→ WHAT THIS TASK INVOLVES
Copy each line of the data below with the word "learner".

→ DATA EXCERPTS
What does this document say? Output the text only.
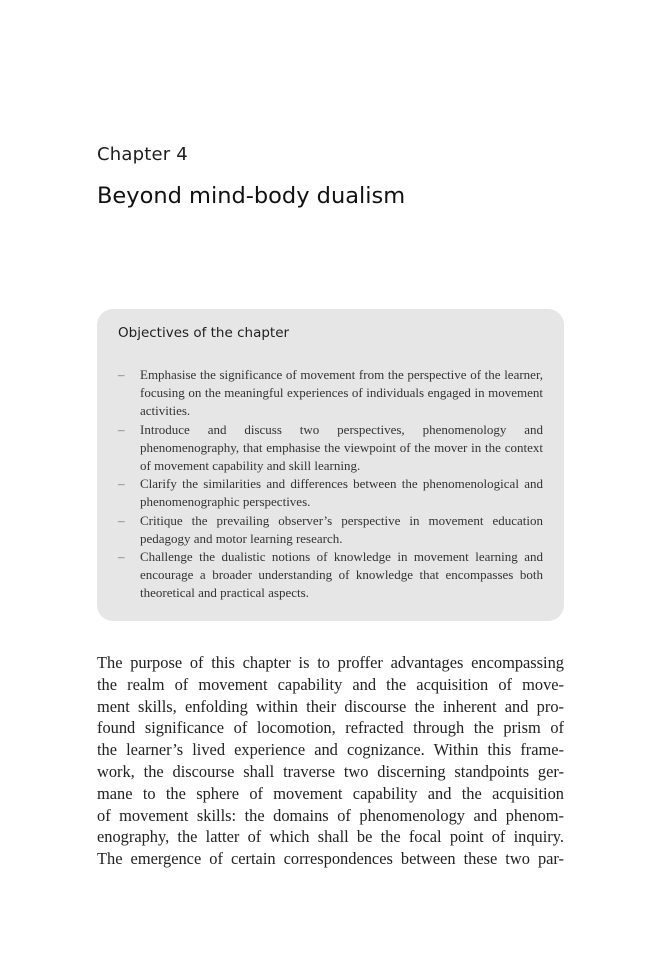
Chapter 4
Beyond mind-body dualism
Objectives of the chapter
– Emphasise the significance of movement from the perspective of the learner, focusing on the meaningful experiences of individuals engaged in movement activities.
– Introduce and discuss two perspectives, phenomenology and phenomenography, that emphasise the viewpoint of the mover in the context of movement capability and skill learning.
– Clarify the similarities and differences between the phenomenological and phenomenographic perspectives.
– Critique the prevailing observer’s perspective in movement education pedagogy and motor learning research.
– Challenge the dualistic notions of knowledge in movement learning and encourage a broader understanding of knowledge that encompasses both theoretical and practical aspects.
The purpose of this chapter is to proffer advantages encompassing
the realm of movement capability and the acquisition of move-
ment skills, enfolding within their discourse the inherent and pro-
found significance of locomotion, refracted through the prism of
the learner’s lived experience and cognizance. Within this frame-
work, the discourse shall traverse two discerning standpoints ger-
mane to the sphere of movement capability and the acquisition
of movement skills: the domains of phenomenology and phenom-
enography, the latter of which shall be the focal point of inquiry.
The emergence of certain correspondences between these two par-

→ COMPLETED EXERCISE
– Emphasise the significance of movement from the perspective of the learner, focusing on the meaningful experiences of individuals engaged in movement activities.
the learner’s lived experience and cognizance. Within this frame-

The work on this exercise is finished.